■ **Stated goal**
Copy all the material that follows, keeping every character the same.

(Stored data entries)
>> begin

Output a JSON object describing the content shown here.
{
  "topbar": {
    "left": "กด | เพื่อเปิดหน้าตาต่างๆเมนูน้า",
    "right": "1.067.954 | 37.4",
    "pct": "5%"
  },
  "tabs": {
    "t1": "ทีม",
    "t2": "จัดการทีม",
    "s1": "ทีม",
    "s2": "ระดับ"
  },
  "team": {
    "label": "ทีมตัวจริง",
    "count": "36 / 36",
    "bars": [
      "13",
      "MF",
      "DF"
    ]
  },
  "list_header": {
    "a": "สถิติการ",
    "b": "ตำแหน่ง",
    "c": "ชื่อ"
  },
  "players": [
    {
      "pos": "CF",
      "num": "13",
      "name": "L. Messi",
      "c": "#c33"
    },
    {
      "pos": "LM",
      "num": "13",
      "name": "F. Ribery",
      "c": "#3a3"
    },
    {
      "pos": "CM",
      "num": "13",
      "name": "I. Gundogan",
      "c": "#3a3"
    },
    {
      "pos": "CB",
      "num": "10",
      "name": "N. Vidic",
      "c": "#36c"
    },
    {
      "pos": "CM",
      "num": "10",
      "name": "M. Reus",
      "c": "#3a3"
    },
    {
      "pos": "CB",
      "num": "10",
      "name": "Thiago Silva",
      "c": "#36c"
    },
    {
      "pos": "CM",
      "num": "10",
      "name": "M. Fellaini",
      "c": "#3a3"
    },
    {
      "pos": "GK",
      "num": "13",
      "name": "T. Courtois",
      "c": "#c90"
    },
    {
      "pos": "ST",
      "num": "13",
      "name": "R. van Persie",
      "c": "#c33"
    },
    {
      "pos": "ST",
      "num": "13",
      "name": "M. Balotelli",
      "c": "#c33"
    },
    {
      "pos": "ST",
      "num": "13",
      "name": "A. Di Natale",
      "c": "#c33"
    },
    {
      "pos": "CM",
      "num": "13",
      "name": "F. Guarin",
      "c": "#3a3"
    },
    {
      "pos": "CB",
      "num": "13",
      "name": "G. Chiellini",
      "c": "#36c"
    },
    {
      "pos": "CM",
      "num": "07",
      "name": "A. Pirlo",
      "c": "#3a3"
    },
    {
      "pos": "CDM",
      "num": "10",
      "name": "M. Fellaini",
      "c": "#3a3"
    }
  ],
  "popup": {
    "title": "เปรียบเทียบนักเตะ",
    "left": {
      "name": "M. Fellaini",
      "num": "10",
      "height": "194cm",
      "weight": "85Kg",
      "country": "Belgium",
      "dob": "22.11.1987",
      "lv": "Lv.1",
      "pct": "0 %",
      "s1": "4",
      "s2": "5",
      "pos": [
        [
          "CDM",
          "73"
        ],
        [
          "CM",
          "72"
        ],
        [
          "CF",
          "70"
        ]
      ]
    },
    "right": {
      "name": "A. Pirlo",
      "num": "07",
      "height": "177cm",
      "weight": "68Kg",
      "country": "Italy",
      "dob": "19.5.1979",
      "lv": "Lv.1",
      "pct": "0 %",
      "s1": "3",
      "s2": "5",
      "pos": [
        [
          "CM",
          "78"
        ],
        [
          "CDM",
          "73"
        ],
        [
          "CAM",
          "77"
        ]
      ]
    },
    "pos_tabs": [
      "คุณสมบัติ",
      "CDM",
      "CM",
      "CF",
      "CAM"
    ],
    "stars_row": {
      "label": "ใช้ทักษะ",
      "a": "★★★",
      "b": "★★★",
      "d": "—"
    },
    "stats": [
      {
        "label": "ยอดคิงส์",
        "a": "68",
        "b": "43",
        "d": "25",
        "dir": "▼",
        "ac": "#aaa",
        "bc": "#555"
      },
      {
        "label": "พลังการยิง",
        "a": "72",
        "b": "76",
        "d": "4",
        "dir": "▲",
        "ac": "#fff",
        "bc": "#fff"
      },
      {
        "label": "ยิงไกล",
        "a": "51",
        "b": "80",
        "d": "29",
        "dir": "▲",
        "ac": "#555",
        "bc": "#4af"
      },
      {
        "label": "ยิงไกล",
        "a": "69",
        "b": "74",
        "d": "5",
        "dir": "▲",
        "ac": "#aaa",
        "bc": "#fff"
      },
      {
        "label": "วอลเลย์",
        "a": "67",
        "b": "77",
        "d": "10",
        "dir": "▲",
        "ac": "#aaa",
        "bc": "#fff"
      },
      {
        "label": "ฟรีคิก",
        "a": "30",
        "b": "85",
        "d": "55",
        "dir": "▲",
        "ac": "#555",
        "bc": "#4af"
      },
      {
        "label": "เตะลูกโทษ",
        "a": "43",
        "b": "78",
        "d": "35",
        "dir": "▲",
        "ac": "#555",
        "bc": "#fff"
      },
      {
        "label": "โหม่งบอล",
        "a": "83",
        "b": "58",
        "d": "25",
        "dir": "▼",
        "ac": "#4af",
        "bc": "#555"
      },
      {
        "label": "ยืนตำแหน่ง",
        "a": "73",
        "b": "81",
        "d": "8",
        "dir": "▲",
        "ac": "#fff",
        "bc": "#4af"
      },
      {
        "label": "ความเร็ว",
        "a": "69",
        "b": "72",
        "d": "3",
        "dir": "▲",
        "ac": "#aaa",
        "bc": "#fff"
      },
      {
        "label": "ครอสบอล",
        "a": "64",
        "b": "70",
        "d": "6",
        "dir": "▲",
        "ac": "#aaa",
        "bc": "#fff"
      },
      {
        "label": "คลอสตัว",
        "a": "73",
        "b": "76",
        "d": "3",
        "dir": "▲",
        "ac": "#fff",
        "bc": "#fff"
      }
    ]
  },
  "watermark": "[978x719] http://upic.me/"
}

>> end

■ **Solution to this problem**
Output a JSON object describing the content shown here.
{
  "topbar": {
    "left": "กด | เพื่อเปิดหน้าตาต่างๆเมนูน้า",
    "right": "1.067.954 | 37.4",
    "pct": "5%"
  },
  "tabs": {
    "t1": "ทีม",
    "t2": "จัดการทีม",
    "s1": "ทีม",
    "s2": "ระดับ"
  },
  "team": {
    "label": "ทีมตัวจริง",
    "count": "36 / 36",
    "bars": [
      "13",
      "MF",
      "DF"
    ]
  },
  "list_header": {
    "a": "สถิติการ",
    "b": "ตำแหน่ง",
    "c": "ชื่อ"
  },
  "players": [
    {
      "pos": "CF",
      "num": "13",
      "name": "L. Messi",
      "c": "#c33"
    },
    {
      "pos": "LM",
      "num": "13",
      "name": "F. Ribery",
      "c": "#3a3"
    },
    {
      "pos": "CM",
      "num": "13",
      "name": "I. Gundogan",
      "c": "#3a3"
    },
    {
      "pos": "CB",
      "num": "10",
      "name": "N. Vidic",
      "c": "#36c"
    },
    {
      "pos": "CM",
      "num": "10",
      "name": "M. Reus",
      "c": "#3a3"
    },
    {
      "pos": "CB",
      "num": "10",
      "name": "Thiago Silva",
      "c": "#36c"
    },
    {
      "pos": "CM",
      "num": "10",
      "name": "M. Fellaini",
      "c": "#3a3"
    },
    {
      "pos": "GK",
      "num": "13",
      "name": "T. Courtois",
      "c": "#c90"
    },
    {
      "pos": "ST",
      "num": "13",
      "name": "R. van Persie",
      "c": "#c33"
    },
    {
      "pos": "ST",
      "num": "13",
      "name": "M. Balotelli",
      "c": "#c33"
    },
    {
      "pos": "ST",
      "num": "13",
      "name": "A. Di Natale",
      "c": "#c33"
    },
    {
      "pos": "CM",
      "num": "13",
      "name": "F. Guarin",
      "c": "#3a3"
    },
    {
      "pos": "CB",
      "num": "13",
      "name": "G. Chiellini",
      "c": "#36c"
    },
    {
      "pos": "CM",
      "num": "07",
      "name": "A. Pirlo",
      "c": "#3a3"
    },
    {
      "pos": "CDM",
      "num": "10",
      "name": "M. Fellaini",
      "c": "#3a3"
    }
  ],
  "popup": {
    "title": "เปรียบเทียบนักเตะ",
    "left": {
      "name": "M. Fellaini",
      "num": "10",
      "height": "194cm",
      "weight": "85Kg",
      "country": "Belgium",
      "dob": "22.11.1987",
      "lv": "Lv.1",
      "pct": "0 %",
      "s1": "4",
      "s2": "5",
      "pos": [
        [
          "CDM",
          "73"
        ],
        [
          "CM",
          "72"
        ],
        [
          "CF",
          "70"
        ]
      ]
    },
    "right": {
      "name": "A. Pirlo",
      "num": "07",
      "height": "177cm",
      "weight": "68Kg",
      "country": "Italy",
      "dob": "19.5.1979",
      "lv": "Lv.1",
      "pct": "0 %",
      "s1": "3",
      "s2": "5",
      "pos": [
        [
          "CM",
          "78"
        ],
        [
          "CDM",
          "73"
        ],
        [
          "CAM",
          "77"
        ]
      ]
    },
    "pos_tabs": [
      "คุณสมบัติ",
      "CDM",
      "CM",
      "CF",
      "CAM"
    ],
    "stars_row": {
      "label": "ใช้ทักษะ",
      "a": "★★★",
      "b": "★★★",
      "d": "—"
    },
    "stats": [
      {
        "label": "ยอดคิงส์",
        "a": "68",
        "b": "43",
        "d": "25",
        "dir": "▼",
        "ac": "#aaa",
        "bc": "#555"
      },
      {
        "label": "พลังการยิง",
        "a": "72",
        "b": "76",
        "d": "4",
        "dir": "▲",
        "ac": "#fff",
        "bc": "#fff"
      },
      {
        "label": "ยิงไกล",
        "a": "51",
        "b": "80",
        "d": "29",
        "dir": "▲",
        "ac": "#555",
        "bc": "#4af"
      },
      {
        "label": "ยิงไกล",
        "a": "69",
        "b": "74",
        "d": "5",
        "dir": "▲",
        "ac": "#aaa",
        "bc": "#fff"
      },
      {
        "label": "วอลเลย์",
        "a": "67",
        "b": "77",
        "d": "10",
        "dir": "▲",
        "ac": "#aaa",
        "bc": "#fff"
      },
      {
        "label": "ฟรีคิก",
        "a": "30",
        "b": "85",
        "d": "55",
        "dir": "▲",
        "ac": "#555",
        "bc": "#4af"
      },
      {
        "label": "เตะลูกโทษ",
        "a": "43",
        "b": "78",
        "d": "35",
        "dir": "▲",
        "ac": "#555",
        "bc": "#fff"
      },
      {
        "label": "โหม่งบอล",
        "a": "83",
        "b": "58",
        "d": "25",
        "dir": "▼",
        "ac": "#4af",
        "bc": "#555"
      },
      {
        "label": "ยืนตำแหน่ง",
        "a": "73",
        "b": "81",
        "d": "8",
        "dir": "▲",
        "ac": "#fff",
        "bc": "#4af"
      },
      {
        "label": "ความเร็ว",
        "a": "69",
        "b": "72",
        "d": "3",
        "dir": "▲",
        "ac": "#aaa",
        "bc": "#fff"
      },
      {
        "label": "ครอสบอล",
        "a": "64",
        "b": "70",
        "d": "6",
        "dir": "▲",
        "ac": "#aaa",
        "bc": "#fff"
      },
      {
        "label": "คลอสตัว",
        "a": "73",
        "b": "76",
        "d": "3",
        "dir": "▲",
        "ac": "#fff",
        "bc": "#fff"
      }
    ]
  },
  "watermark": "[978x719] http://upic.me/"
}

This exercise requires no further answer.